> **CHALLENGE A**
Set down the passage of the thread on the Adani airport agreement from "Adani will hire" up to and including "and CSD Concessions.".

> **TEXT TO READ**
We have managed to uncover some of the shocking terms in the agreement with Adani Airport Holdings Ltd.
Thread below.
Share it widely:
The agreement with Adani Airport Holdings Ltd specifies that any interruptions due to court actions, parliamentary decisions, or protests will require Adani to be compensated for both losses and anticipated profits.
Disputes will be resolved through international arbitration in London, with hearings held in Mauritius
Under Adani’s proposal, KAA employees may need to renegotiate their contracts, with potential job losses for some.
Adani will hire only a portion of the current workforce under new terms and conditions, and seeks to employ non-Kenyan workers
Tax Exemptions and Financial Arrangements:
The concessionaire is eligible for tax breaks on corporate income for any 10 years within the first 15 years of the Airport and CSD Concessions.
All financial matters, including revenues, expenses, insurance, and security deposits, will be transferred to the concessionaire.

[Dataset items]

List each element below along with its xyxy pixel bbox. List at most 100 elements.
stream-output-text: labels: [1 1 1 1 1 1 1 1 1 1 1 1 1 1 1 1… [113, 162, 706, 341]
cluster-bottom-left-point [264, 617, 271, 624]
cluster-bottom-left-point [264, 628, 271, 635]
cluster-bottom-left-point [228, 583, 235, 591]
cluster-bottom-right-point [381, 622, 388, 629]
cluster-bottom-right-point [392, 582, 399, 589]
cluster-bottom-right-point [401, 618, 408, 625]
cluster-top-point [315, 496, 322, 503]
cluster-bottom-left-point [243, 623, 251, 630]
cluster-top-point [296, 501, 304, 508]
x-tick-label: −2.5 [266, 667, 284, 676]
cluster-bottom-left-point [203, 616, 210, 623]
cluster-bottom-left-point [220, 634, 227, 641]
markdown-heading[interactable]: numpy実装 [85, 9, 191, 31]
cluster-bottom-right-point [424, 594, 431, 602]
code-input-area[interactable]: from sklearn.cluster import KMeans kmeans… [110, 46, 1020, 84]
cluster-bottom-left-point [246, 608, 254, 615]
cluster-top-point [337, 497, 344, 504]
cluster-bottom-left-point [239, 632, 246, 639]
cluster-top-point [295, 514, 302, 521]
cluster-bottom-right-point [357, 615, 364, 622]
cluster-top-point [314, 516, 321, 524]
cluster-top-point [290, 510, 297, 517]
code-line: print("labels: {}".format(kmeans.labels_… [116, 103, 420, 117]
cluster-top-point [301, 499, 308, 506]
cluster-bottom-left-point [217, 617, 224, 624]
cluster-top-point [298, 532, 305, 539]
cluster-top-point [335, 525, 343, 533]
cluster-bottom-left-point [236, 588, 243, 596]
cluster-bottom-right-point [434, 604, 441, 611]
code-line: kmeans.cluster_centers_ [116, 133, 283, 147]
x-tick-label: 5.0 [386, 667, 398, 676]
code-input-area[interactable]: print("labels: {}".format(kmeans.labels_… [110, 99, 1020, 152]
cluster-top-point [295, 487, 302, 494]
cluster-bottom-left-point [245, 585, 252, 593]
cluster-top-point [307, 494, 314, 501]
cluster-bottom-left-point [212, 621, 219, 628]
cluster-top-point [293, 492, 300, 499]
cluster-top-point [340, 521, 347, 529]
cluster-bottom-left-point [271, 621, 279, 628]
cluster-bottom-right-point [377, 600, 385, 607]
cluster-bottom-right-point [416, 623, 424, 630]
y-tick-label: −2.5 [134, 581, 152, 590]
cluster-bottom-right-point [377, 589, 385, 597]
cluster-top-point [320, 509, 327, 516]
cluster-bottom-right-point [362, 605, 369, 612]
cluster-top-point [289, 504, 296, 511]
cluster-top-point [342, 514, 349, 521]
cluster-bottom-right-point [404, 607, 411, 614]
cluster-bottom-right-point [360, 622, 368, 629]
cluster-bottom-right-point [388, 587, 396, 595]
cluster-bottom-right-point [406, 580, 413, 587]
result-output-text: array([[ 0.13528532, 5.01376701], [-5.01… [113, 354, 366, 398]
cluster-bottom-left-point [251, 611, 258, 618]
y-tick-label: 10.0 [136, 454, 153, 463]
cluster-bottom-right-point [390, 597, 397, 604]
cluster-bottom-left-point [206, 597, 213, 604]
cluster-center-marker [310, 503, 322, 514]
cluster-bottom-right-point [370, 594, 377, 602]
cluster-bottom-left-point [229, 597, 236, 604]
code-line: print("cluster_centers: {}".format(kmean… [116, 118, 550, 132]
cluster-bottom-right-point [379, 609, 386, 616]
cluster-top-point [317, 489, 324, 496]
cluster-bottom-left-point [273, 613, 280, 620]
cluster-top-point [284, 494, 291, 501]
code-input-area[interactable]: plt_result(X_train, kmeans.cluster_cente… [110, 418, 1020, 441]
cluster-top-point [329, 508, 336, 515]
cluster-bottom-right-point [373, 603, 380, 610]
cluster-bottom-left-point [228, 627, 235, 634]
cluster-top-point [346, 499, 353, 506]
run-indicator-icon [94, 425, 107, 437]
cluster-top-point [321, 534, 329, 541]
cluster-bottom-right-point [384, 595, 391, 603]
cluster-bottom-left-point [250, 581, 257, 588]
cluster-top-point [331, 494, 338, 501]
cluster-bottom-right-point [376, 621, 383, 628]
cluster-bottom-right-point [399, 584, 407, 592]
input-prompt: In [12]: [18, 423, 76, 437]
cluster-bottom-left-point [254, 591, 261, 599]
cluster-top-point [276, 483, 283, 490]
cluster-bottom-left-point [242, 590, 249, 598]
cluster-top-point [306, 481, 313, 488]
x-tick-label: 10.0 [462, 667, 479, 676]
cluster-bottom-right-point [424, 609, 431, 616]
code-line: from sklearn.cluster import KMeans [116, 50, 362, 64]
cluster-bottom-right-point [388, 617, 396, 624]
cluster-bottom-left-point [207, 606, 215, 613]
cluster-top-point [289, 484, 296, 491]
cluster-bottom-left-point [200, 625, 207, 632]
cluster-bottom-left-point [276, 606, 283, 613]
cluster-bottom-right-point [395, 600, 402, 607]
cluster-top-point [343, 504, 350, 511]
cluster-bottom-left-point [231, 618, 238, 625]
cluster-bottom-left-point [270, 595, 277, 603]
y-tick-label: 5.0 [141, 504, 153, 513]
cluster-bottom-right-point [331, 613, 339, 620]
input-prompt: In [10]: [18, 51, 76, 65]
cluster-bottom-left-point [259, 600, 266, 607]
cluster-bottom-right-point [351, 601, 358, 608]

> **CHALLENGE B**
Rewrite the records from the first line up to and including the line with "99, 1020, 152]", renaming "x-tick-label" to "x-axis-tick-label" and leaving everything else unchanged. Give only those lines.

> **WRITTEN REPLY A**
Adani will hire only a portion of the current workforce under new terms and conditions, and seeks to employ non-Kenyan workers
Tax Exemptions and Financial Arrangements:
The concessionaire is eligible for tax breaks on corporate income for any 10 years within the first 15 years of the Airport and CSD Concessions.

> **WRITTEN REPLY B**
List each element below along with its xyxy pixel bbox. List at most 100 elements.
stream-output-text: labels: [1 1 1 1 1 1 1 1 1 1 1 1 1 1 1 1… [113, 162, 706, 341]
cluster-bottom-left-point [264, 617, 271, 624]
cluster-bottom-left-point [264, 628, 271, 635]
cluster-bottom-left-point [228, 583, 235, 591]
cluster-bottom-right-point [381, 622, 388, 629]
cluster-bottom-right-point [392, 582, 399, 589]
cluster-bottom-right-point [401, 618, 408, 625]
cluster-top-point [315, 496, 322, 503]
cluster-bottom-left-point [243, 623, 251, 630]
cluster-top-point [296, 501, 304, 508]
x-axis-tick-label: −2.5 [266, 667, 284, 676]
cluster-bottom-left-point [203, 616, 210, 623]
cluster-bottom-left-point [220, 634, 227, 641]
markdown-heading[interactable]: numpy実装 [85, 9, 191, 31]
cluster-bottom-right-point [424, 594, 431, 602]
code-input-area[interactable]: from sklearn.cluster import KMeans kmeans… [110, 46, 1020, 84]
cluster-bottom-left-point [246, 608, 254, 615]
cluster-top-point [337, 497, 344, 504]
cluster-bottom-left-point [239, 632, 246, 639]
cluster-top-point [295, 514, 302, 521]
cluster-bottom-right-point [357, 615, 364, 622]
cluster-top-point [314, 516, 321, 524]
cluster-top-point [290, 510, 297, 517]
code-line: print("labels: {}".format(kmeans.labels_… [116, 103, 420, 117]
cluster-top-point [301, 499, 308, 506]
cluster-bottom-left-point [217, 617, 224, 624]
cluster-top-point [298, 532, 305, 539]
cluster-top-point [335, 525, 343, 533]
cluster-bottom-left-point [236, 588, 243, 596]
cluster-bottom-right-point [434, 604, 441, 611]
code-line: kmeans.cluster_centers_ [116, 133, 283, 147]
x-axis-tick-label: 5.0 [386, 667, 398, 676]
code-input-area[interactable]: print("labels: {}".format(kmeans.labels_… [110, 99, 1020, 152]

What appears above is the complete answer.